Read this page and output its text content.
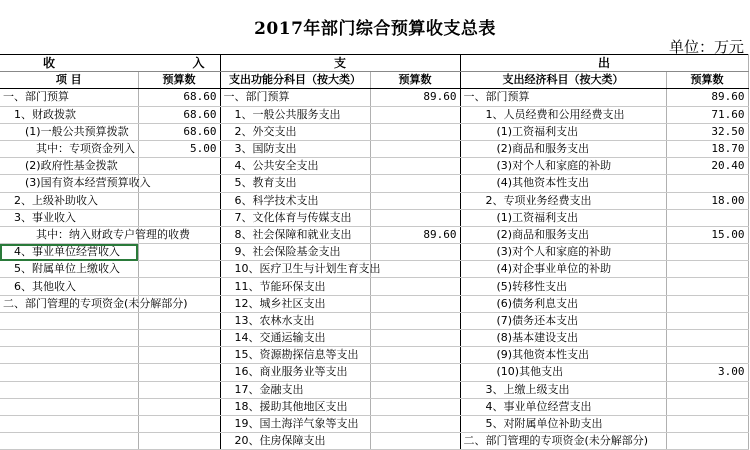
2017年部门综合预算收支总表
单位：万元
收 入		支		出	
项 目	预算数	支出功能分科目（按大类）	预算数	支出经济科目（按大类）	预算数
一、部门预算	68.60	一、部门预算	89.60	一、部门预算	89.60
　1、财政拨款	68.60	　1、一般公共服务支出		　　1、人员经费和公用经费支出	71.60
　　(1)一般公共预算拨款	68.60	　2、外交支出		　　　(1)工资福利支出	32.50
　　　其中：专项资金列入	5.00	　3、国防支出		　　　(2)商品和服务支出	18.70
　　(2)政府性基金拨款		　4、公共安全支出		　　　(3)对个人和家庭的补助	20.40
　　(3)国有资本经营预算收入		　5、教育支出		　　　(4)其他资本性支出	
　2、上级补助收入		　6、科学技术支出		　　2、专项业务经费支出	18.00
　3、事业收入		　7、文化体育与传媒支出		　　　(1)工资福利支出	
　　　其中：纳入财政专户管理的收费		　8、社会保障和就业支出	89.60	　　　(2)商品和服务支出	15.00
　4、事业单位经营收入		　9、社会保险基金支出		　　　(3)对个人和家庭的补助	
　5、附属单位上缴收入		　10、医疗卫生与计划生育支出		　　　(4)对企事业单位的补助	
　6、其他收入		　11、节能环保支出		　　　(5)转移性支出	
二、部门管理的专项资金(未分解部分)		　12、城乡社区支出		　　　(6)债务利息支出	
		　13、农林水支出		　　　(7)债务还本支出	
		　14、交通运输支出		　　　(8)基本建设支出	
		　15、资源勘探信息等支出		　　　(9)其他资本性支出	
		　16、商业服务业等支出		　　　(10)其他支出	3.00
		　17、金融支出		　　3、上缴上级支出	
		　18、援助其他地区支出		　　4、事业单位经营支出	
		　19、国土海洋气象等支出		　　5、对附属单位补助支出	
		　20、住房保障支出		二、部门管理的专项资金(未分解部分)	
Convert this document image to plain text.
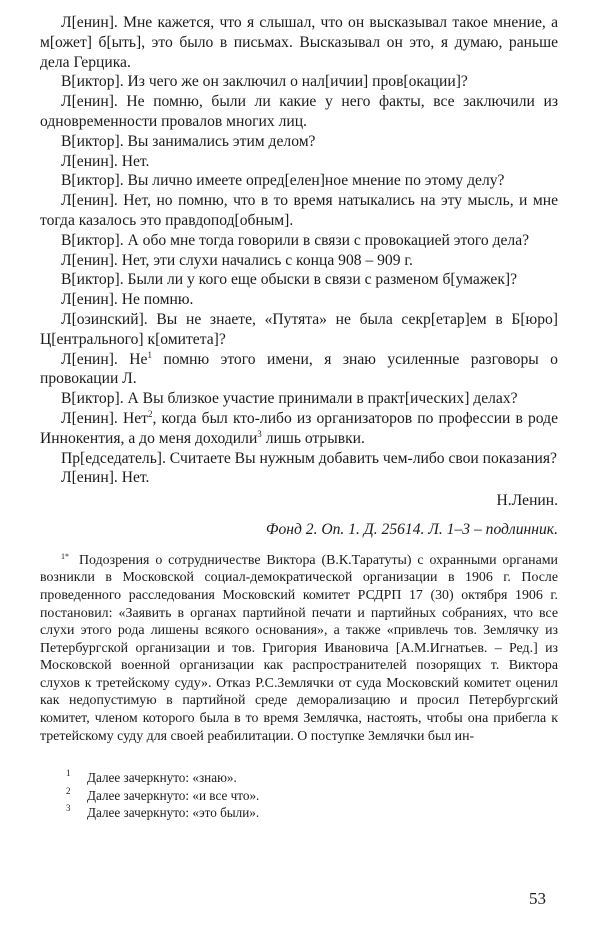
Л[енин]. Мне кажется, что я слышал, что он высказывал такое мнение, а м[ожет] б[ыть], это было в письмах. Высказывал он это, я думаю, раньше дела Герцика.

В[иктор]. Из чего же он заключил о нал[ичии] пров[окации]?

Л[енин]. Не помню, были ли какие у него факты, все заключили из одновременности провалов многих лиц.

В[иктор]. Вы занимались этим делом?

Л[енин]. Нет.

В[иктор]. Вы лично имеете опред[елен]ное мнение по этому делу?

Л[енин]. Нет, но помню, что в то время натыкались на эту мысль, и мне тогда казалось это правдопод[обным].

В[иктор]. А обо мне тогда говорили в связи с провокацией этого дела?

Л[енин]. Нет, эти слухи начались с конца 908 – 909 г.

В[иктор]. Были ли у кого еще обыски в связи с разменом б[умажек]?

Л[енин]. Не помню.

Л[озинский]. Вы не знаете, «Путята» не была секр[етар]ем в Б[юро] Ц[ентрального] к[омитета]?

Л[енин]. $Не^1$ помню этого имени, я знаю усиленные разговоры о провокации Л.

В[иктор]. А Вы близкое участие принимали в практ[ических] делах?

Л[енин]. Нет$^2$, когда был кто-либо из организаторов по профессии в роде Иннокентия, а до меня доходили$^3$ лишь отрывки.

Пр[едседатель]. Считаете Вы нужным добавить чем-либо свои показания?

Л[енин]. Нет.

Н.Ленин.

Фонд 2. Оп. 1. Д. 25614. Л. 1–3 – подлинник.

$^{1*}$ Подозрения о сотрудничестве Виктора (В.К.Таратуты) с охранными органами возникли в Московской социал-демократической организации в 1906 г. После проведенного расследования Московский комитет РСДРП 17 (30) октября 1906 г. постановил: «Заявить в органах партийной печати и партийных собраниях, что все слухи этого рода лишены всякого основания», а также «привлечь тов. Землячку из Петербургской организации и тов. Григория Ивановича [А.М.Игнатьев. – Ред.] из Московской военной организации как распространителей позорящих т. Виктора слухов к третейскому суду». Отказ Р.С.Землячки от суда Московский комитет оценил как недопустимую в партийной среде деморализацию и просил Петербургский комитет, членом которого была в то время Землячка, настоять, чтобы она прибегла к третейскому суду для своей реабилитации. О поступке Землячки был ин-

1 Далее зачеркнуто: «знаю».
2 Далее зачеркнуто: «и все что».
3 Далее зачеркнуто: «это были».
53
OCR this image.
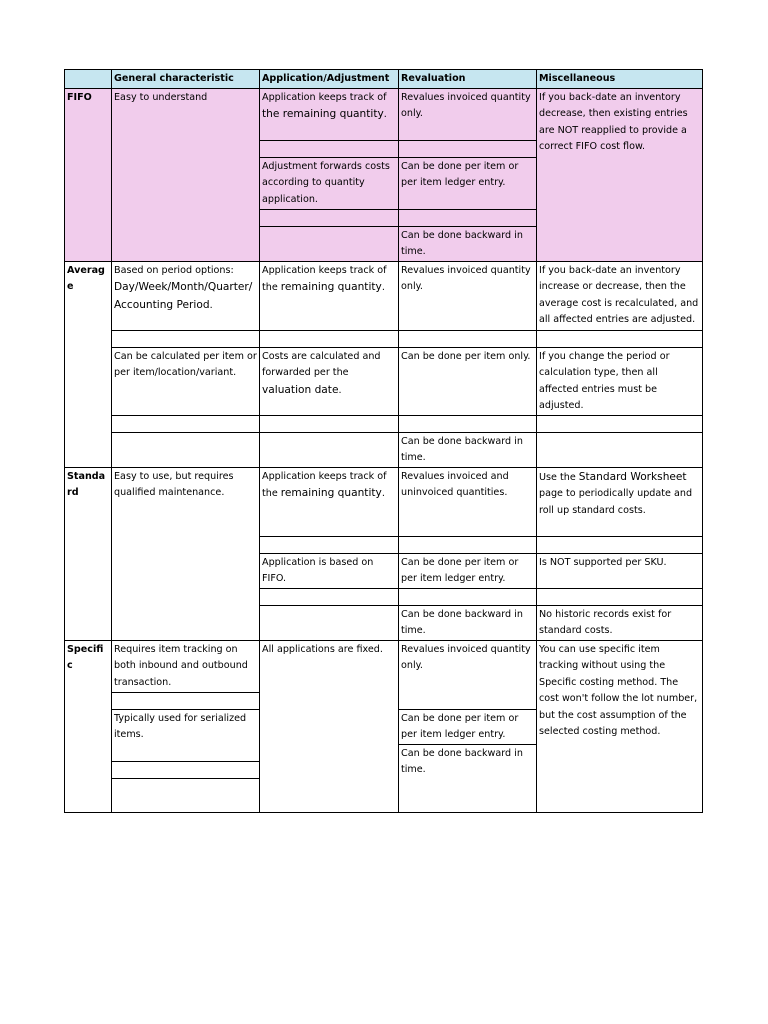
	General characteristic	Application/Adjustment	Revaluation	Miscellaneous
FIFO	Easy to understand	Application keeps track of the remaining quantity.	Revalues invoiced quantity only.	If you back-date an inventory decrease, then existing entries are NOT reapplied to provide a correct FIFO cost flow.

		Adjustment forwards costs according to quantity application.	Can be done per item or per item ledger entry.	

			Can be done backward in time.	

Average	Based on period options: Day/Week/Month/Quarter/Accounting Period.	Application keeps track of the remaining quantity.	Revalues invoiced quantity only.	If you back-date an inventory increase or decrease, then the average cost is recalculated, and all affected entries are adjusted.

	Can be calculated per item or per item/location/variant.	Costs are calculated and forwarded per the valuation date.	Can be done per item only.	If you change the period or calculation type, then all affected entries must be adjusted.

			Can be done backward in time.	

Standard	Easy to use, but requires qualified maintenance.	Application keeps track of the remaining quantity.	Revalues invoiced and uninvoiced quantities.	Use the Standard Worksheet page to periodically update and roll up standard costs.

		Application is based on FIFO.	Can be done per item or per item ledger entry.	Is NOT supported per SKU.

			Can be done backward in time.	No historic records exist for standard costs.

Specific	Requires item tracking on both inbound and outbound transaction.	All applications are fixed.	Revalues invoiced quantity only.	You can use specific item tracking without using the Specific costing method. The cost won't follow the lot number, but the cost assumption of the selected costing method.

	Typically used for serialized items.		Can be done per item or per item ledger entry.	
			Can be done backward in time.	
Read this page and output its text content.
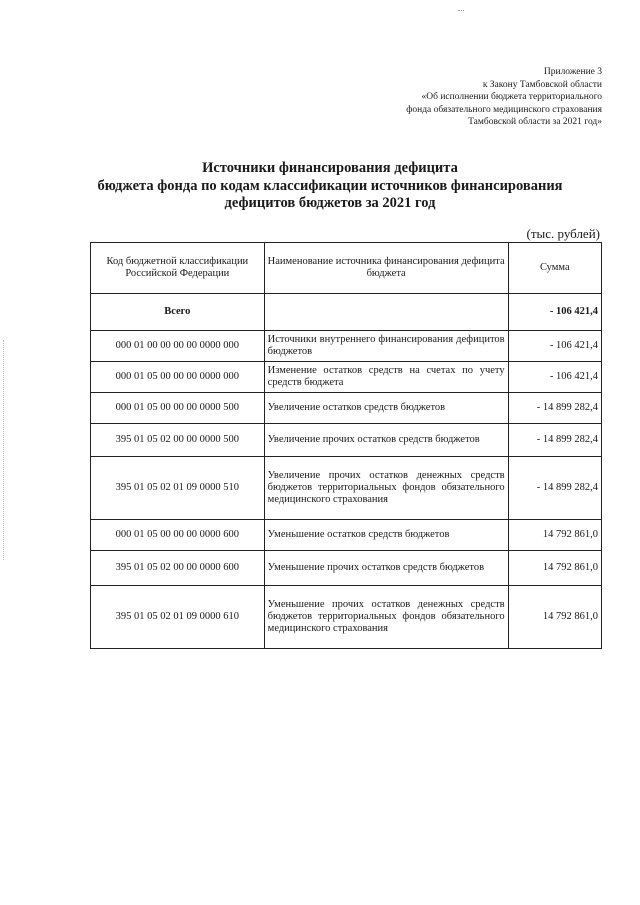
Приложение 3
к Закону Тамбовской области
«Об исполнении бюджета территориального
фонда обязательного медицинского страхования
Тамбовской области за 2021 год»
Источники финансирования дефицита
бюджета фонда по кодам классификации источников финансирования
дефицитов бюджетов за 2021 год
(тыс. рублей)
Код бюджетной классификации Российской Федерации	Наименование источника финансирования дефицита бюджета	Сумма
Всего		- 106 421,4
000 01 00 00 00 00 0000 000	Источники внутреннего финансирования дефицитов бюджетов	- 106 421,4
000 01 05 00 00 00 0000 000	Изменение остатков средств на счетах по учету средств бюджета	- 106 421,4
000 01 05 00 00 00 0000 500	Увеличение остатков средств бюджетов	- 14 899 282,4
395 01 05 02 00 00 0000 500	Увеличение прочих остатков средств бюджетов	- 14 899 282,4
395 01 05 02 01 09 0000 510	Увеличение прочих остатков денежных средств бюджетов территориальных фондов обязательного медицинского страхования	- 14 899 282,4
000 01 05 00 00 00 0000 600	Уменьшение остатков средств бюджетов	14 792 861,0
395 01 05 02 00 00 0000 600	Уменьшение прочих остатков средств бюджетов	14 792 861,0
395 01 05 02 01 09 0000 610	Уменьшение прочих остатков денежных средств бюджетов территориальных фондов обязательного медицинского страхования	14 792 861,0
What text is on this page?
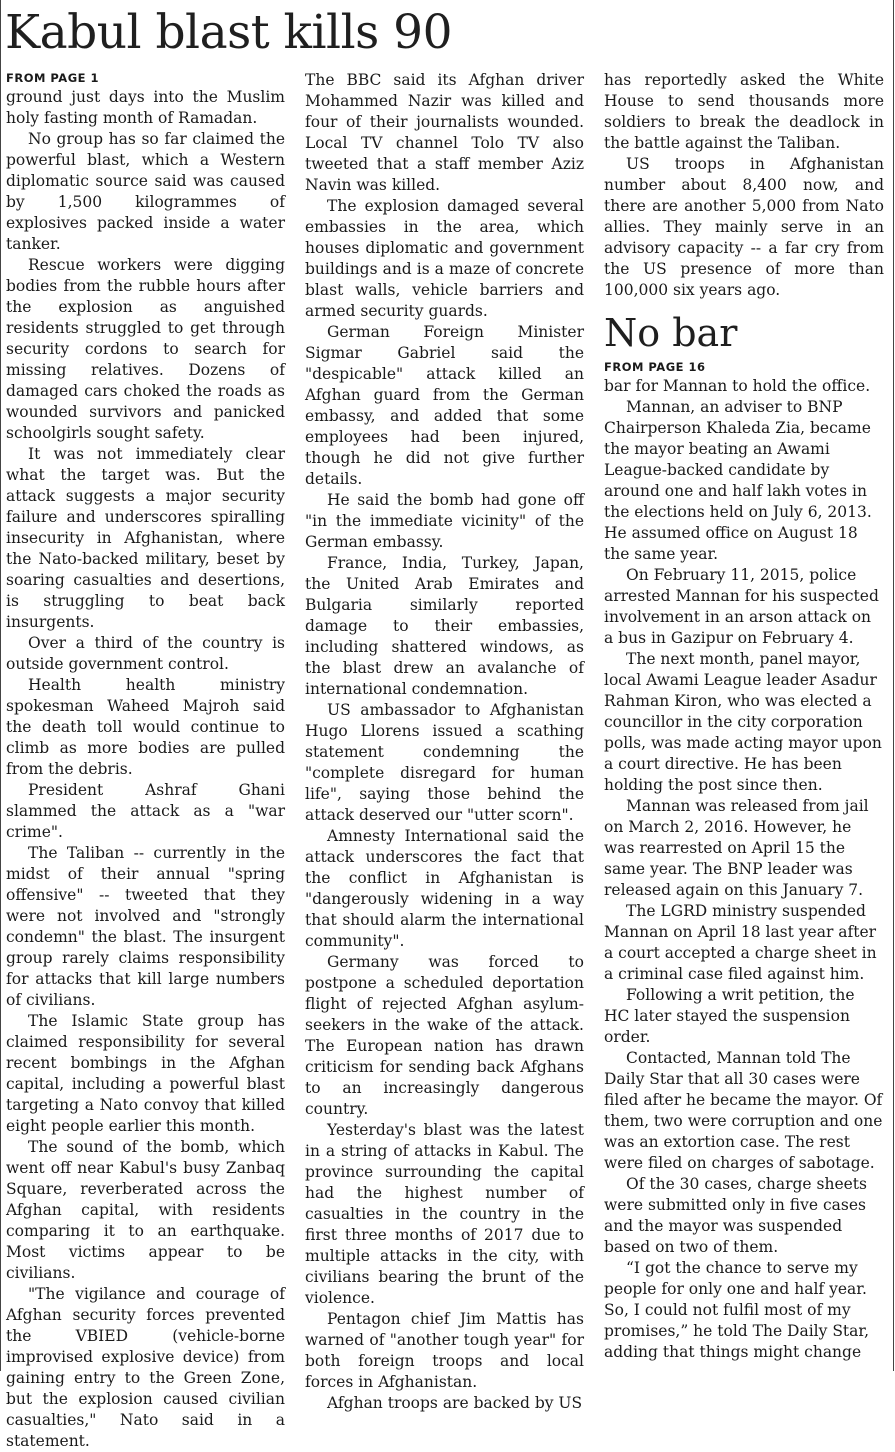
Kabul blast kills 90

FROM PAGE 1

ground just days into the Muslim holy fasting month of Ramadan.

No group has so far claimed the powerful blast, which a Western diplomatic source said was caused by 1,500 kilogrammes of explosives packed inside a water tanker.

Rescue workers were digging bodies from the rubble hours after the explosion as anguished residents struggled to get through security cordons to search for missing relatives. Dozens of damaged cars choked the roads as wounded survivors and panicked schoolgirls sought safety.

It was not immediately clear what the target was. But the attack suggests a major security failure and underscores spiralling insecurity in Afghanistan, where the Nato-backed military, beset by soaring casualties and desertions, is struggling to beat back insurgents.

Over a third of the country is outside government control.

Health health ministry spokesman Waheed Majroh said the death toll would continue to climb as more bodies are pulled from the debris.

President Ashraf Ghani slammed the attack as a "war crime".

The Taliban -- currently in the midst of their annual "spring offensive" -- tweeted that they were not involved and "strongly condemn" the blast. The insurgent group rarely claims responsibility for attacks that kill large numbers of civilians.

The Islamic State group has claimed responsibility for several recent bombings in the Afghan capital, including a powerful blast targeting a Nato convoy that killed eight people earlier this month.

The sound of the bomb, which went off near Kabul's busy Zanbaq Square, reverberated across the Afghan capital, with residents comparing it to an earthquake. Most victims appear to be civilians.

"The vigilance and courage of Afghan security forces prevented the VBIED (vehicle-borne improvised explosive device) from gaining entry to the Green Zone, but the explosion caused civilian casualties," Nato said in a statement.

The BBC said its Afghan driver Mohammed Nazir was killed and four of their journalists wounded. Local TV channel Tolo TV also tweeted that a staff member Aziz Navin was killed.

The explosion damaged several embassies in the area, which houses diplomatic and government buildings and is a maze of concrete blast walls, vehicle barriers and armed security guards.

German Foreign Minister Sigmar Gabriel said the "despicable" attack killed an Afghan guard from the German embassy, and added that some employees had been injured, though he did not give further details.

He said the bomb had gone off "in the immediate vicinity" of the German embassy.

France, India, Turkey, Japan, the United Arab Emirates and Bulgaria similarly reported damage to their embassies, including shattered windows, as the blast drew an avalanche of international condemnation.

US ambassador to Afghanistan Hugo Llorens issued a scathing statement condemning the "complete disregard for human life", saying those behind the attack deserved our "utter scorn".

Amnesty International said the attack underscores the fact that the conflict in Afghanistan is "dangerously widening in a way that should alarm the international community".

Germany was forced to postpone a scheduled deportation flight of rejected Afghan asylum-seekers in the wake of the attack. The European nation has drawn criticism for sending back Afghans to an increasingly dangerous country.

Yesterday's blast was the latest in a string of attacks in Kabul. The province surrounding the capital had the highest number of casualties in the country in the first three months of 2017 due to multiple attacks in the city, with civilians bearing the brunt of the violence.

Pentagon chief Jim Mattis has warned of "another tough year" for both foreign troops and local forces in Afghanistan.

Afghan troops are backed by US

has reportedly asked the White House to send thousands more soldiers to break the deadlock in the battle against the Taliban.

US troops in Afghanistan number about 8,400 now, and there are another 5,000 from Nato allies. They mainly serve in an advisory capacity -- a far cry from the US presence of more than 100,000 six years ago.

No bar

FROM PAGE 16

bar for Mannan to hold the office.

Mannan, an adviser to BNP Chairperson Khaleda Zia, became the mayor beating an Awami League-backed candidate by around one and half lakh votes in the elections held on July 6, 2013. He assumed office on August 18 the same year.

On February 11, 2015, police arrested Mannan for his suspected involvement in an arson attack on a bus in Gazipur on February 4.

The next month, panel mayor, local Awami League leader Asadur Rahman Kiron, who was elected a councillor in the city corporation polls, was made acting mayor upon a court directive. He has been holding the post since then.

Mannan was released from jail on March 2, 2016. However, he was rearrested on April 15 the same year. The BNP leader was released again on this January 7.

The LGRD ministry suspended Mannan on April 18 last year after a court accepted a charge sheet in a criminal case filed against him.

Following a writ petition, the HC later stayed the suspension order.

Contacted, Mannan told The Daily Star that all 30 cases were filed after he became the mayor. Of them, two were corruption and one was an extortion case. The rest were filed on charges of sabotage.

Of the 30 cases, charge sheets were submitted only in five cases and the mayor was suspended based on two of them.

“I got the chance to serve my people for only one and half year. So, I could not fulfil most of my promises,” he told The Daily Star, adding that things might change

____________________

= Problem to solve =
Using the records above, copy each line that contains "слухи".

= Answer to this problem =
Л[енин]. Нет, эти слухи начались с конца 908 – 909 г.
$^{1*}$ Подозрения о сотрудничестве Виктора (В.К.Таратуты) с охранными органами возникли в Московской социал-демократической организации в 1906 г. После проведенного расследования Московский комитет РСДРП 17 (30) октября 1906 г. постановил: «Заявить в органах партийной печати и партийных собраниях, что все слухи этого рода лишены всякого основания», а также «привлечь тов. Землячку из Петербургской организации и тов. Григория Ивановича [А.М.Игнатьев. – Ред.] из Московской военной организации как распространителей позорящих т. Виктора слухов к третейскому суду». Отказ Р.С.Землячки от суда Московский комитет оценил как недопустимую в партийной среде деморализацию и просил Петербургский комитет, членом которого была в то время Землячка, настоять, чтобы она прибегла к третейскому суду для своей реабилитации. О поступке Землячки был ин-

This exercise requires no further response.